------ SOURCE MATERIAL

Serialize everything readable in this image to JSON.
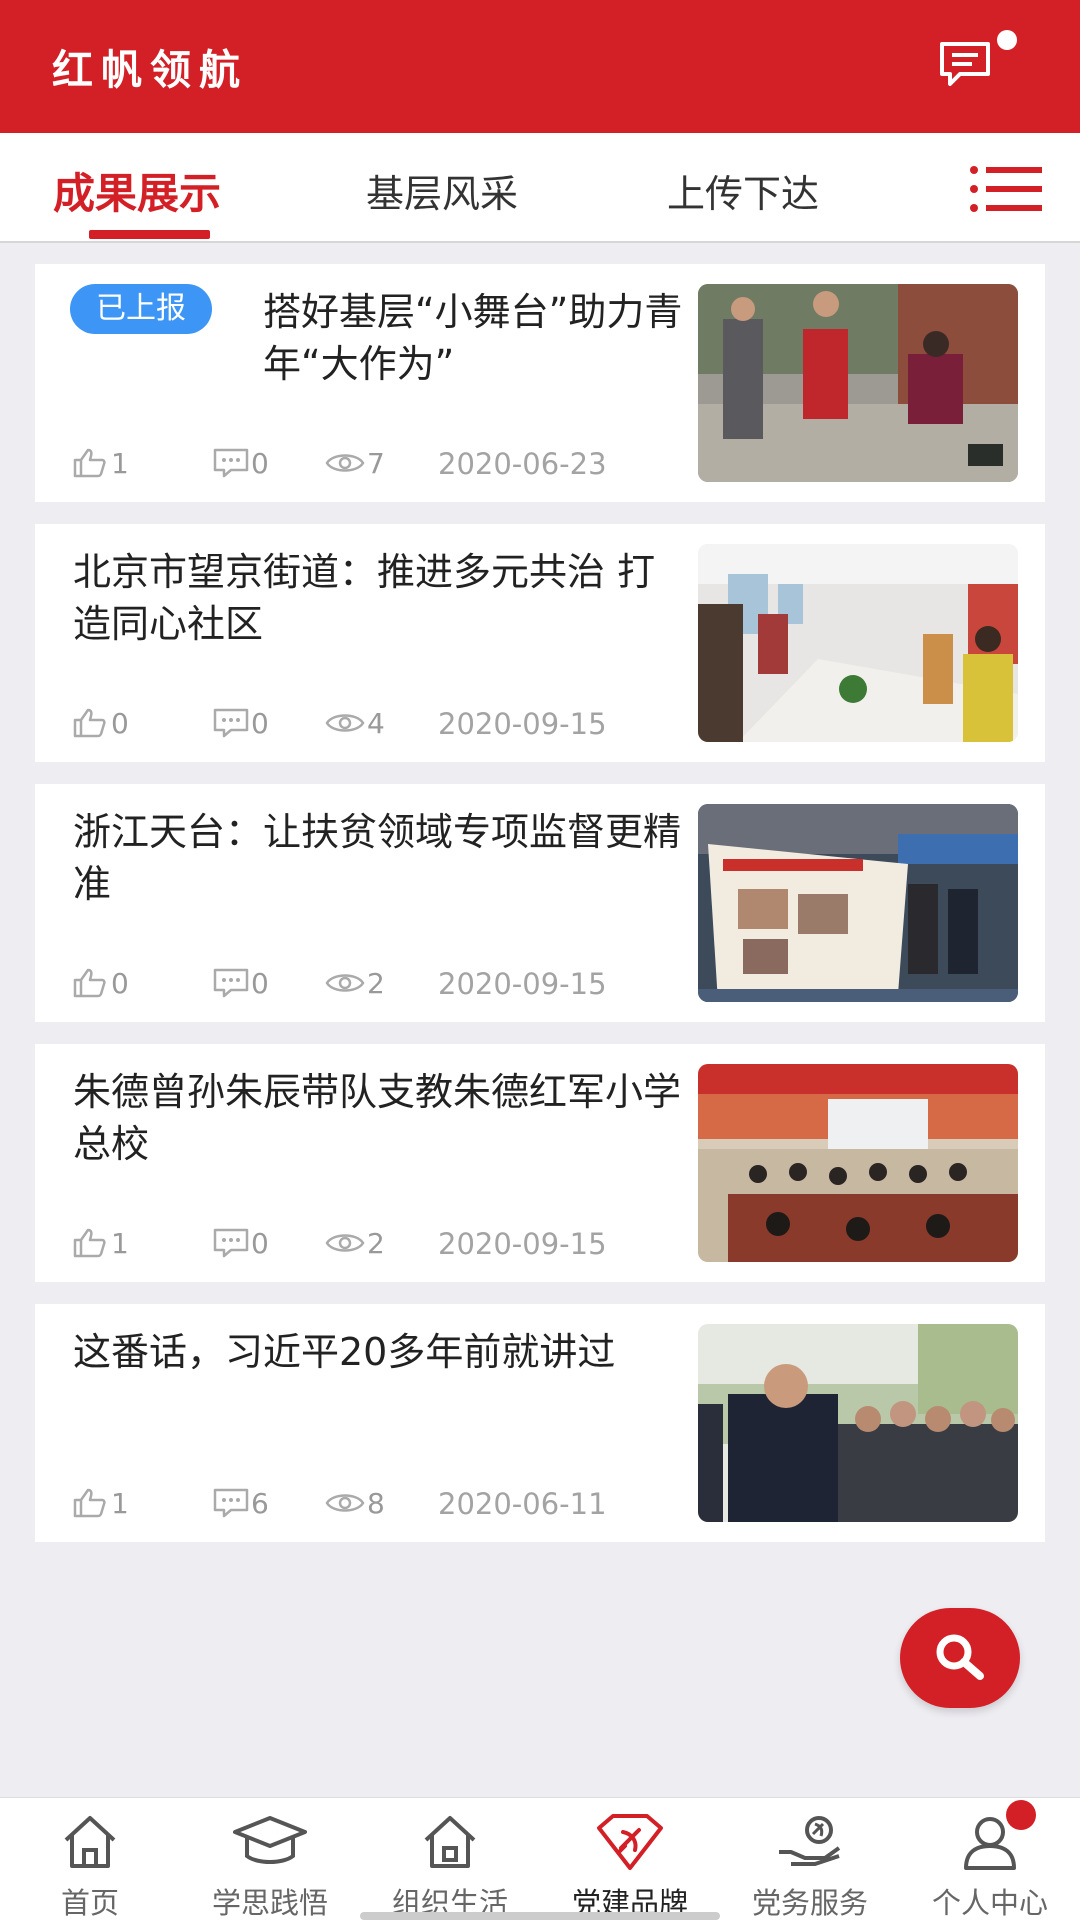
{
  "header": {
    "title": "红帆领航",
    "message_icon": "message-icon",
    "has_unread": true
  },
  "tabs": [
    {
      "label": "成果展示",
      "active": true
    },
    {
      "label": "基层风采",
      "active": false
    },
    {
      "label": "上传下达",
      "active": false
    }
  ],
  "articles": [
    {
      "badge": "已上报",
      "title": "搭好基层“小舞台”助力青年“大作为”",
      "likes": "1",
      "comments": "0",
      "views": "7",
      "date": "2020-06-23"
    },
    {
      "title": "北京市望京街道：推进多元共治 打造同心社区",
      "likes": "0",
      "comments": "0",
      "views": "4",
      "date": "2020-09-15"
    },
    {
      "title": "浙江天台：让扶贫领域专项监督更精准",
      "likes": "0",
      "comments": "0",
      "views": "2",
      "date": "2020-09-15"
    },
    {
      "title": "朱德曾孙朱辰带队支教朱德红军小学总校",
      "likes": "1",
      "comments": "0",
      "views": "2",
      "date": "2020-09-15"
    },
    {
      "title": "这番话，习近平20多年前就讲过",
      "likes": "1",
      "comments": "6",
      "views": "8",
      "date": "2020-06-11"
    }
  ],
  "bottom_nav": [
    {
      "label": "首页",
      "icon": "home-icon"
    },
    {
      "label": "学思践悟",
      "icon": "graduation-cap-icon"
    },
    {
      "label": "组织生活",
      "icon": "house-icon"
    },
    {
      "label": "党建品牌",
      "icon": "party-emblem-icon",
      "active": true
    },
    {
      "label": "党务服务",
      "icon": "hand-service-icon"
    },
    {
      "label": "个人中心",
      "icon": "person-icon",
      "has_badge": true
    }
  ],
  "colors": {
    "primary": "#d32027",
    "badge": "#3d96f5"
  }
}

------------

■ PROMPT
Generate a word-for-word copy of the preceding records, excluding all pictures.

■ ANSWER TO THIS EXERCISE
Serialize everything readable in this image to JSON.
{
  "header": {
    "title": "红帆领航",
    "message_icon": "message-icon",
    "has_unread": true
  },
  "tabs": [
    {
      "label": "成果展示",
      "active": true
    },
    {
      "label": "基层风采",
      "active": false
    },
    {
      "label": "上传下达",
      "active": false
    }
  ],
  "articles": [
    {
      "badge": "已上报",
      "title": "搭好基层“小舞台”助力青年“大作为”",
      "likes": "1",
      "comments": "0",
      "views": "7",
      "date": "2020-06-23"
    },
    {
      "title": "北京市望京街道：推进多元共治 打造同心社区",
      "likes": "0",
      "comments": "0",
      "views": "4",
      "date": "2020-09-15"
    },
    {
      "title": "浙江天台：让扶贫领域专项监督更精准",
      "likes": "0",
      "comments": "0",
      "views": "2",
      "date": "2020-09-15"
    },
    {
      "title": "朱德曾孙朱辰带队支教朱德红军小学总校",
      "likes": "1",
      "comments": "0",
      "views": "2",
      "date": "2020-09-15"
    },
    {
      "title": "这番话，习近平20多年前就讲过",
      "likes": "1",
      "comments": "6",
      "views": "8",
      "date": "2020-06-11"
    }
  ],
  "bottom_nav": [
    {
      "label": "首页",
      "icon": "home-icon"
    },
    {
      "label": "学思践悟",
      "icon": "graduation-cap-icon"
    },
    {
      "label": "组织生活",
      "icon": "house-icon"
    },
    {
      "label": "党建品牌",
      "icon": "party-emblem-icon",
      "active": true
    },
    {
      "label": "党务服务",
      "icon": "hand-service-icon"
    },
    {
      "label": "个人中心",
      "icon": "person-icon",
      "has_badge": true
    }
  ],
  "colors": {
    "primary": "#d32027",
    "badge": "#3d96f5"
  }
}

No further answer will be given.